What you will do :: For this exercise, restate the data below with no change at all.

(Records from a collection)
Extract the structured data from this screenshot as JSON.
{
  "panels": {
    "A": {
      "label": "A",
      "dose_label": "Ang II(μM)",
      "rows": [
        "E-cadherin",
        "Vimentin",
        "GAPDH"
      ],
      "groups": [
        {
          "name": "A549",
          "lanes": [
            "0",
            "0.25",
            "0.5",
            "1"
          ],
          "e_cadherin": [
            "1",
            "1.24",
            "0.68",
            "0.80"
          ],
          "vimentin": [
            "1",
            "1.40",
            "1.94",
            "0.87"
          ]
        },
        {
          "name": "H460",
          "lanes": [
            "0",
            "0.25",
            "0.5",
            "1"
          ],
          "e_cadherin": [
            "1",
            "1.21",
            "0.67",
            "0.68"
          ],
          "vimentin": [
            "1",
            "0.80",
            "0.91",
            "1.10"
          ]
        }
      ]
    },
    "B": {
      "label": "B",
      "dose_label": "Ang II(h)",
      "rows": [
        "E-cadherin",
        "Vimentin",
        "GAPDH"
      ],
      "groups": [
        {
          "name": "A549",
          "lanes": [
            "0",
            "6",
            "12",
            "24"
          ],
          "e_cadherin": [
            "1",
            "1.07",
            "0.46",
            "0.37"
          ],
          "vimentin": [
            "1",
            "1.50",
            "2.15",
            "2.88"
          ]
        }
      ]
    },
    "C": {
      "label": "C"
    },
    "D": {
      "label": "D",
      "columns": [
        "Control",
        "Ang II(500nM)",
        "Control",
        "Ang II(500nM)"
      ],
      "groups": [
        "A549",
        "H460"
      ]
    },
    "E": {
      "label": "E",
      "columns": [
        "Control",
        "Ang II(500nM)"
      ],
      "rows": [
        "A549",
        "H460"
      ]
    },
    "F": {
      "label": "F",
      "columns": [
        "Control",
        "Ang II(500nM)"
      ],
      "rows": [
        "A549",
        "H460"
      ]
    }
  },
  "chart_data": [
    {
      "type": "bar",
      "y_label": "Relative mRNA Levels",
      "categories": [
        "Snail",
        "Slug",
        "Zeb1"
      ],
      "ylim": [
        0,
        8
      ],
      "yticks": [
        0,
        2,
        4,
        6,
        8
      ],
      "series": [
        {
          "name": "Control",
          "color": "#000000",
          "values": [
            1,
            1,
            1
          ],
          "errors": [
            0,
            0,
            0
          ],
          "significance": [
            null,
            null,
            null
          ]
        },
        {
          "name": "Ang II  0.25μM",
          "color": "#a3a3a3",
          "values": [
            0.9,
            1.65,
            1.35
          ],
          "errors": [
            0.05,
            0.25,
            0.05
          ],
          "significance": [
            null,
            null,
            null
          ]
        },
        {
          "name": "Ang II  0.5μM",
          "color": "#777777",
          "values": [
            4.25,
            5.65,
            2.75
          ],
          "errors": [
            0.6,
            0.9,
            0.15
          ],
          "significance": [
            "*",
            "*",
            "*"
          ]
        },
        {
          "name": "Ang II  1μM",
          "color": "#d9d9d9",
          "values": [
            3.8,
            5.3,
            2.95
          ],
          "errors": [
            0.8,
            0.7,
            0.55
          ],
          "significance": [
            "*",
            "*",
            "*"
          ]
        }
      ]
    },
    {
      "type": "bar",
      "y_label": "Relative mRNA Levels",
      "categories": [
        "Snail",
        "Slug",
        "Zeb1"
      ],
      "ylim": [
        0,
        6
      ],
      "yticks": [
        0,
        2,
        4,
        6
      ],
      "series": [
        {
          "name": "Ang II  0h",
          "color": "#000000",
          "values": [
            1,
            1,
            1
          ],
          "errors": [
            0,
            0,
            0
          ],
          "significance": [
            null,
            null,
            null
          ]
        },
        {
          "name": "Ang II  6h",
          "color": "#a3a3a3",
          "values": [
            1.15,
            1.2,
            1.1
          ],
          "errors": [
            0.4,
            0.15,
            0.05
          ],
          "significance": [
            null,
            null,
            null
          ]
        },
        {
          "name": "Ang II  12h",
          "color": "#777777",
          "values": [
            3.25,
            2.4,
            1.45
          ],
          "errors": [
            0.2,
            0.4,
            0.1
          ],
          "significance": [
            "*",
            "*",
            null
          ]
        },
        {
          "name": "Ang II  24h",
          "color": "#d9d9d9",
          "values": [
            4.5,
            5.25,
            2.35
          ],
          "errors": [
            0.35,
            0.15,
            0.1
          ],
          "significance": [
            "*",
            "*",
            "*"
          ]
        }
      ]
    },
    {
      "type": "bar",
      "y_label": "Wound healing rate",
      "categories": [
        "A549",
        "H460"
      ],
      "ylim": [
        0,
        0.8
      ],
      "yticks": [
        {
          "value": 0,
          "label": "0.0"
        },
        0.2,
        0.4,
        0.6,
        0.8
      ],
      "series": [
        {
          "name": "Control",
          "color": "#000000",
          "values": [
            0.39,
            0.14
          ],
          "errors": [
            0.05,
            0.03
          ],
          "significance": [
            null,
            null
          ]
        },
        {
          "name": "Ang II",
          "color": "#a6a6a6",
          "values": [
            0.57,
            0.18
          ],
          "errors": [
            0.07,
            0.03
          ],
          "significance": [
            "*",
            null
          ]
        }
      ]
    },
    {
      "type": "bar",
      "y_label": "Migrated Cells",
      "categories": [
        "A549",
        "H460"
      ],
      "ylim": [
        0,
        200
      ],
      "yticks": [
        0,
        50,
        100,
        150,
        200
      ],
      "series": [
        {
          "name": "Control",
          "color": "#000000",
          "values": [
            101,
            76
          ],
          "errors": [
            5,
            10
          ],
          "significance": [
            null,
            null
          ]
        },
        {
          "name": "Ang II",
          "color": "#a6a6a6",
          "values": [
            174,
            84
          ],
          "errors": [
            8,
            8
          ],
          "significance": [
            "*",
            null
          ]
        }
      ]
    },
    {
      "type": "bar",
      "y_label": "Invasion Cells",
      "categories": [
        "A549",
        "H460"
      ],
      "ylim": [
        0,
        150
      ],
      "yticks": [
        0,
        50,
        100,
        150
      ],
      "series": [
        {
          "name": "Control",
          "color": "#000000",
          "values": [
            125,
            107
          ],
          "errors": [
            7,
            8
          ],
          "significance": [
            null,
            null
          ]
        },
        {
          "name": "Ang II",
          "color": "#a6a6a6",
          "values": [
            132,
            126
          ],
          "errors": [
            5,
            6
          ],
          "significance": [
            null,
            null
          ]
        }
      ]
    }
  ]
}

Your response ::
Extract the structured data from this screenshot as JSON.
{
  "panels": {
    "A": {
      "label": "A",
      "dose_label": "Ang II(μM)",
      "rows": [
        "E-cadherin",
        "Vimentin",
        "GAPDH"
      ],
      "groups": [
        {
          "name": "A549",
          "lanes": [
            "0",
            "0.25",
            "0.5",
            "1"
          ],
          "e_cadherin": [
            "1",
            "1.24",
            "0.68",
            "0.80"
          ],
          "vimentin": [
            "1",
            "1.40",
            "1.94",
            "0.87"
          ]
        },
        {
          "name": "H460",
          "lanes": [
            "0",
            "0.25",
            "0.5",
            "1"
          ],
          "e_cadherin": [
            "1",
            "1.21",
            "0.67",
            "0.68"
          ],
          "vimentin": [
            "1",
            "0.80",
            "0.91",
            "1.10"
          ]
        }
      ]
    },
    "B": {
      "label": "B",
      "dose_label": "Ang II(h)",
      "rows": [
        "E-cadherin",
        "Vimentin",
        "GAPDH"
      ],
      "groups": [
        {
          "name": "A549",
          "lanes": [
            "0",
            "6",
            "12",
            "24"
          ],
          "e_cadherin": [
            "1",
            "1.07",
            "0.46",
            "0.37"
          ],
          "vimentin": [
            "1",
            "1.50",
            "2.15",
            "2.88"
          ]
        }
      ]
    },
    "C": {
      "label": "C"
    },
    "D": {
      "label": "D",
      "columns": [
        "Control",
        "Ang II(500nM)",
        "Control",
        "Ang II(500nM)"
      ],
      "groups": [
        "A549",
        "H460"
      ]
    },
    "E": {
      "label": "E",
      "columns": [
        "Control",
        "Ang II(500nM)"
      ],
      "rows": [
        "A549",
        "H460"
      ]
    },
    "F": {
      "label": "F",
      "columns": [
        "Control",
        "Ang II(500nM)"
      ],
      "rows": [
        "A549",
        "H460"
      ]
    }
  },
  "chart_data": [
    {
      "type": "bar",
      "y_label": "Relative mRNA Levels",
      "categories": [
        "Snail",
        "Slug",
        "Zeb1"
      ],
      "ylim": [
        0,
        8
      ],
      "yticks": [
        0,
        2,
        4,
        6,
        8
      ],
      "series": [
        {
          "name": "Control",
          "color": "#000000",
          "values": [
            1,
            1,
            1
          ],
          "errors": [
            0,
            0,
            0
          ],
          "significance": [
            null,
            null,
            null
          ]
        },
        {
          "name": "Ang II  0.25μM",
          "color": "#a3a3a3",
          "values": [
            0.9,
            1.65,
            1.35
          ],
          "errors": [
            0.05,
            0.25,
            0.05
          ],
          "significance": [
            null,
            null,
            null
          ]
        },
        {
          "name": "Ang II  0.5μM",
          "color": "#777777",
          "values": [
            4.25,
            5.65,
            2.75
          ],
          "errors": [
            0.6,
            0.9,
            0.15
          ],
          "significance": [
            "*",
            "*",
            "*"
          ]
        },
        {
          "name": "Ang II  1μM",
          "color": "#d9d9d9",
          "values": [
            3.8,
            5.3,
            2.95
          ],
          "errors": [
            0.8,
            0.7,
            0.55
          ],
          "significance": [
            "*",
            "*",
            "*"
          ]
        }
      ]
    },
    {
      "type": "bar",
      "y_label": "Relative mRNA Levels",
      "categories": [
        "Snail",
        "Slug",
        "Zeb1"
      ],
      "ylim": [
        0,
        6
      ],
      "yticks": [
        0,
        2,
        4,
        6
      ],
      "series": [
        {
          "name": "Ang II  0h",
          "color": "#000000",
          "values": [
            1,
            1,
            1
          ],
          "errors": [
            0,
            0,
            0
          ],
          "significance": [
            null,
            null,
            null
          ]
        },
        {
          "name": "Ang II  6h",
          "color": "#a3a3a3",
          "values": [
            1.15,
            1.2,
            1.1
          ],
          "errors": [
            0.4,
            0.15,
            0.05
          ],
          "significance": [
            null,
            null,
            null
          ]
        },
        {
          "name": "Ang II  12h",
          "color": "#777777",
          "values": [
            3.25,
            2.4,
            1.45
          ],
          "errors": [
            0.2,
            0.4,
            0.1
          ],
          "significance": [
            "*",
            "*",
            null
          ]
        },
        {
          "name": "Ang II  24h",
          "color": "#d9d9d9",
          "values": [
            4.5,
            5.25,
            2.35
          ],
          "errors": [
            0.35,
            0.15,
            0.1
          ],
          "significance": [
            "*",
            "*",
            "*"
          ]
        }
      ]
    },
    {
      "type": "bar",
      "y_label": "Wound healing rate",
      "categories": [
        "A549",
        "H460"
      ],
      "ylim": [
        0,
        0.8
      ],
      "yticks": [
        {
          "value": 0,
          "label": "0.0"
        },
        0.2,
        0.4,
        0.6,
        0.8
      ],
      "series": [
        {
          "name": "Control",
          "color": "#000000",
          "values": [
            0.39,
            0.14
          ],
          "errors": [
            0.05,
            0.03
          ],
          "significance": [
            null,
            null
          ]
        },
        {
          "name": "Ang II",
          "color": "#a6a6a6",
          "values": [
            0.57,
            0.18
          ],
          "errors": [
            0.07,
            0.03
          ],
          "significance": [
            "*",
            null
          ]
        }
      ]
    },
    {
      "type": "bar",
      "y_label": "Migrated Cells",
      "categories": [
        "A549",
        "H460"
      ],
      "ylim": [
        0,
        200
      ],
      "yticks": [
        0,
        50,
        100,
        150,
        200
      ],
      "series": [
        {
          "name": "Control",
          "color": "#000000",
          "values": [
            101,
            76
          ],
          "errors": [
            5,
            10
          ],
          "significance": [
            null,
            null
          ]
        },
        {
          "name": "Ang II",
          "color": "#a6a6a6",
          "values": [
            174,
            84
          ],
          "errors": [
            8,
            8
          ],
          "significance": [
            "*",
            null
          ]
        }
      ]
    },
    {
      "type": "bar",
      "y_label": "Invasion Cells",
      "categories": [
        "A549",
        "H460"
      ],
      "ylim": [
        0,
        150
      ],
      "yticks": [
        0,
        50,
        100,
        150
      ],
      "series": [
        {
          "name": "Control",
          "color": "#000000",
          "values": [
            125,
            107
          ],
          "errors": [
            7,
            8
          ],
          "significance": [
            null,
            null
          ]
        },
        {
          "name": "Ang II",
          "color": "#a6a6a6",
          "values": [
            132,
            126
          ],
          "errors": [
            5,
            6
          ],
          "significance": [
            null,
            null
          ]
        }
      ]
    }
  ]
}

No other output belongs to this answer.